=== Challenge ===
Filter for the word "type" and keep each matching line.

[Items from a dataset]
____
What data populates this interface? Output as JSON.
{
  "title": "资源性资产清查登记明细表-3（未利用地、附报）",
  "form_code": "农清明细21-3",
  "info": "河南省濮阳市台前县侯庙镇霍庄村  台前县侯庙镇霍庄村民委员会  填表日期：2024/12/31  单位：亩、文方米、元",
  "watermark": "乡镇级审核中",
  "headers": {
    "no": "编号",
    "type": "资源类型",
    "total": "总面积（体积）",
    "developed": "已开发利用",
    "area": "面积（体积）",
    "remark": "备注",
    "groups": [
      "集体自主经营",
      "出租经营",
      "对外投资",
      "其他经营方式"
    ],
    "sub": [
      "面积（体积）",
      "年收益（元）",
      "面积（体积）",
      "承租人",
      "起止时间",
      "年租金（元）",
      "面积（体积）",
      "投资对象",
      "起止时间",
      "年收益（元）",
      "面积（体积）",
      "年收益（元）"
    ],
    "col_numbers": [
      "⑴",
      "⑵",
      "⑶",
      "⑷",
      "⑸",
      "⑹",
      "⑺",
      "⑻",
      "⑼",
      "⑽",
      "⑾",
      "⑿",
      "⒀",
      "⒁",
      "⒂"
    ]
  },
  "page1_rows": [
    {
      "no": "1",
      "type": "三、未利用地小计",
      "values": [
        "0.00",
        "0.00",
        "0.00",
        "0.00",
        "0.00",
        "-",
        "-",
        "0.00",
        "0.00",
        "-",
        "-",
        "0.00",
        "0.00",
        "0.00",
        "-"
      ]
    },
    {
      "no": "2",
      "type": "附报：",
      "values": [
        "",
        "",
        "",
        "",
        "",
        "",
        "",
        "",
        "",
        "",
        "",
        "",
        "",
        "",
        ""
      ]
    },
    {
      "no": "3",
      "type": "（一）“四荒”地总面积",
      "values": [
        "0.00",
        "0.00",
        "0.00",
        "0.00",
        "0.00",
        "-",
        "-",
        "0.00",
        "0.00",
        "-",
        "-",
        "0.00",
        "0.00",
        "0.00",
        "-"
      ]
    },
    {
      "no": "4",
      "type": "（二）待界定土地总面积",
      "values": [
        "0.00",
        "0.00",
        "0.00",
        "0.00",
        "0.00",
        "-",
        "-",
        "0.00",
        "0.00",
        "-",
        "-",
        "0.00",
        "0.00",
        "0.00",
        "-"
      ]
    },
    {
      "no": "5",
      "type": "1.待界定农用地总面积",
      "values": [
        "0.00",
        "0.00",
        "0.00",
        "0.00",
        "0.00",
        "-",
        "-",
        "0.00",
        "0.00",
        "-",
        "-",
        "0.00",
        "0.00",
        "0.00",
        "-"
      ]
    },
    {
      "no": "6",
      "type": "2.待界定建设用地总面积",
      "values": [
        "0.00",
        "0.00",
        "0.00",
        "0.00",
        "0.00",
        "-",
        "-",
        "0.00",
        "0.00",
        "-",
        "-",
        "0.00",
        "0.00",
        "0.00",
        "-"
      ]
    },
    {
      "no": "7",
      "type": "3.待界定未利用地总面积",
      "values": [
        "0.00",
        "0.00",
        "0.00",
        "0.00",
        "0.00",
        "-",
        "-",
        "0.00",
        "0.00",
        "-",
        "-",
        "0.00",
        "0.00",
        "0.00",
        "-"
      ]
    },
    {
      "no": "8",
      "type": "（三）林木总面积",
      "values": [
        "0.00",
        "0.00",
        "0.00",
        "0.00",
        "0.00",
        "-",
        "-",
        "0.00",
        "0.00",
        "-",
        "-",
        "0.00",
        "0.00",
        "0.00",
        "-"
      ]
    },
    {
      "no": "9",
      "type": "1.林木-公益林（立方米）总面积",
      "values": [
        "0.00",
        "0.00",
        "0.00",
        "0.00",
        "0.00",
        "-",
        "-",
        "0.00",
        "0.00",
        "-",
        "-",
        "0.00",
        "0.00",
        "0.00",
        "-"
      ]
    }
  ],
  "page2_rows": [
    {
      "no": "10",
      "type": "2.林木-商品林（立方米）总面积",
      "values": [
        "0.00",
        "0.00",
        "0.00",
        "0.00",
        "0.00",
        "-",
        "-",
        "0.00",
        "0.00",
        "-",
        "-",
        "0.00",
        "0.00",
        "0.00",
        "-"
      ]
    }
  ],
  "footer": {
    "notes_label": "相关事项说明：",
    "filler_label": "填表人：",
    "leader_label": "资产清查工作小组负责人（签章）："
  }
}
____
=== Output ===
    "type": "资源类型",
      "type": "三、未利用地小计",
      "type": "附报：",
      "type": "（一）“四荒”地总面积",
      "type": "（二）待界定土地总面积",
      "type": "1.待界定农用地总面积",
      "type": "2.待界定建设用地总面积",
      "type": "3.待界定未利用地总面积",
      "type": "（三）林木总面积",
      "type": "1.林木-公益林（立方米）总面积",
      "type": "2.林木-商品林（立方米）总面积",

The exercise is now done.